— Start —

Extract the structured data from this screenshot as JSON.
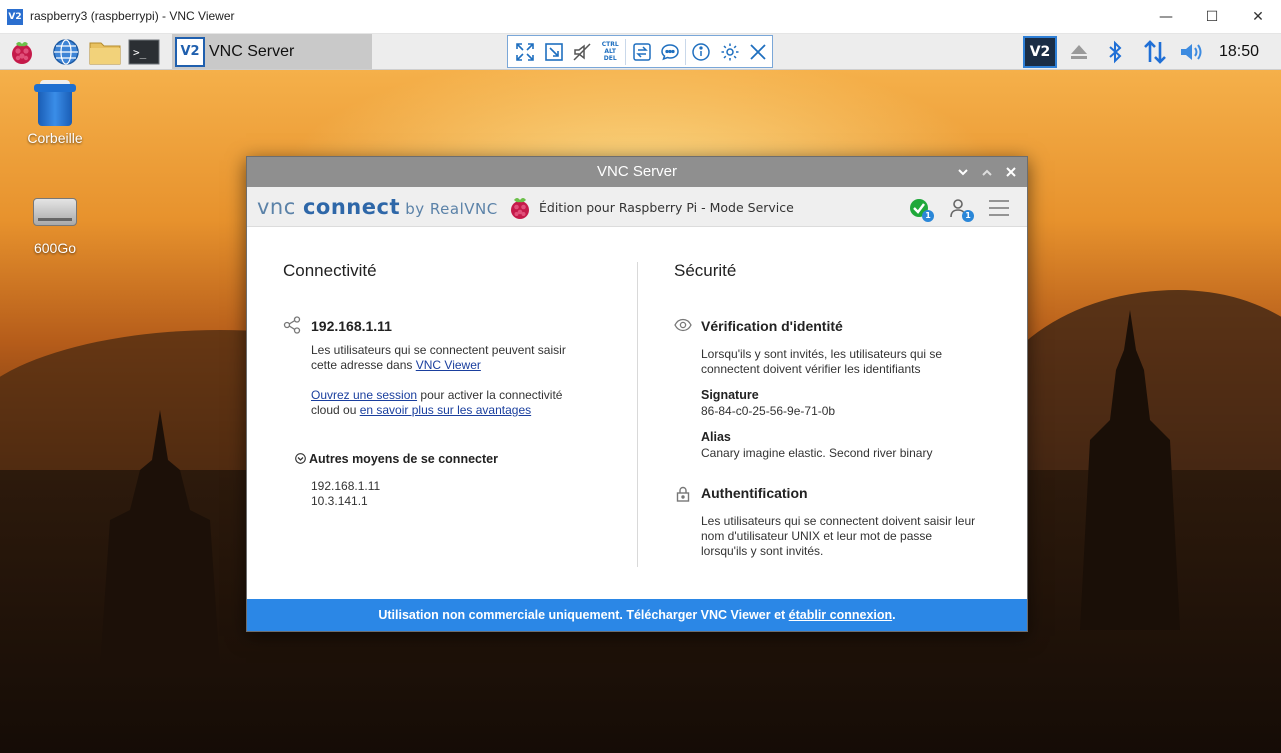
{
  "host_window": {
    "app_icon_text": "V2",
    "title": "raspberry3 (raspberrypi) - VNC Viewer",
    "minimize": "—",
    "maximize": "☐",
    "close": "✕"
  },
  "panel": {
    "task_label": "VNC Server",
    "vnc_mini_icon": "V2",
    "ctrl_alt_del": [
      "CTRL",
      "ALT",
      "DEL"
    ],
    "clock": "18:50",
    "tray_vnc_icon": "V2"
  },
  "desktop": {
    "icons": [
      {
        "label": "Corbeille"
      },
      {
        "label": "600Go"
      }
    ]
  },
  "dialog": {
    "title": "VNC Server",
    "brand": {
      "vnc": "vnc",
      "connect": "connect",
      "by": " by RealVNC"
    },
    "edition": "Édition pour Raspberry Pi - Mode Service",
    "status_badge": "1",
    "user_badge": "1",
    "left": {
      "title": "Connectivité",
      "ip": "192.168.1.11",
      "desc1": "Les utilisateurs qui se connectent peuvent saisir",
      "desc2_prefix": "cette adresse dans ",
      "desc2_link": "VNC Viewer",
      "session_link": "Ouvrez une session",
      "session_suffix": " pour activer la connectivité",
      "cloud_prefix": "cloud ou ",
      "cloud_link": "en savoir plus sur les avantages",
      "other_title": "Autres moyens de se connecter",
      "other_ips": [
        "192.168.1.11",
        "10.3.141.1"
      ]
    },
    "right": {
      "title": "Sécurité",
      "verif_title": "Vérification d'identité",
      "verif_desc1": "Lorsqu'ils y sont invités, les utilisateurs qui se",
      "verif_desc2": "connectent doivent vérifier les identifiants",
      "signature_label": "Signature",
      "signature_value": "86-84-c0-25-56-9e-71-0b",
      "alias_label": "Alias",
      "alias_value": "Canary imagine elastic. Second river binary",
      "auth_title": "Authentification",
      "auth_desc1": "Les utilisateurs qui se connectent doivent saisir leur",
      "auth_desc2": "nom d'utilisateur UNIX et leur mot de passe",
      "auth_desc3": "lorsqu'ils y sont invités."
    },
    "footer": {
      "text": "Utilisation non commerciale uniquement. Télécharger VNC Viewer et ",
      "link": "établir connexion",
      "end": "."
    }
  },
  "colors": {
    "accent": "#2b87e6",
    "dialog_title": "#8f8f8f",
    "status_ok": "#1fa83a"
  }
}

— End —

= GIVEN EXERCISE =
Every line holding "pour" should be copied out.

= EXERCISE RESPONSE =
    "edition": "Édition pour Raspberry Pi - Mode Service",
      "session_suffix": " pour activer la connectivité",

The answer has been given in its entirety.